### RECORDS FOR THE EXERCISE
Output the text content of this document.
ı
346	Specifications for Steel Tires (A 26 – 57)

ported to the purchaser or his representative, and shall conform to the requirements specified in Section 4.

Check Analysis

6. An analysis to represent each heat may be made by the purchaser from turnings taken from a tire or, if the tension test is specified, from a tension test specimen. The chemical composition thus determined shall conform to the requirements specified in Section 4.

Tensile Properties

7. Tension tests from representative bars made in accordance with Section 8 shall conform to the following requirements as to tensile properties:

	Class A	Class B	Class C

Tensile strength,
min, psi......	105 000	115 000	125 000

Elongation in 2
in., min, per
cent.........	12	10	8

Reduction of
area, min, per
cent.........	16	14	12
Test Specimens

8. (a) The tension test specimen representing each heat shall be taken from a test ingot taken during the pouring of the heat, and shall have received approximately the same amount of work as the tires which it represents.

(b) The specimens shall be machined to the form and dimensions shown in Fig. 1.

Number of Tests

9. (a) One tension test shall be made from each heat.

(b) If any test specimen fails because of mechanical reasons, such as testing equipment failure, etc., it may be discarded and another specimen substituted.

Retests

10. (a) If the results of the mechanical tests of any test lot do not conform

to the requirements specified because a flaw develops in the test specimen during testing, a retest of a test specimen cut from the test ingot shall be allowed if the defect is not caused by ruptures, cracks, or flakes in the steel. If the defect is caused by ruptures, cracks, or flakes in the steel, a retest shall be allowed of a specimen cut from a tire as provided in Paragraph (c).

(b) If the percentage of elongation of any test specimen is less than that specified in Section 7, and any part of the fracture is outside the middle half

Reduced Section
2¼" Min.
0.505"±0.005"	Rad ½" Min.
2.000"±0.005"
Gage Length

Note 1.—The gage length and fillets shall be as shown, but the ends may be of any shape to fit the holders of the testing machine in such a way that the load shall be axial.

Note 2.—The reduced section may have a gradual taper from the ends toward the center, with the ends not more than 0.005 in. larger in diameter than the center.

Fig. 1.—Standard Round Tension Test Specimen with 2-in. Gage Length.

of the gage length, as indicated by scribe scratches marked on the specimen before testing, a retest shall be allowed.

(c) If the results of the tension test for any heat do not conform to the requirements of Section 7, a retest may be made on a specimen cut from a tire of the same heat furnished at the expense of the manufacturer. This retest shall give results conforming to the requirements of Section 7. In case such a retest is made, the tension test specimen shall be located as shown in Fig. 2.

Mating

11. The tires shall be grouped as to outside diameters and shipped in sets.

### SET TASK
Count how many lines include the string "have". Nothing but the number is needed.

### SOLUTION TO THIS PROBLEM
2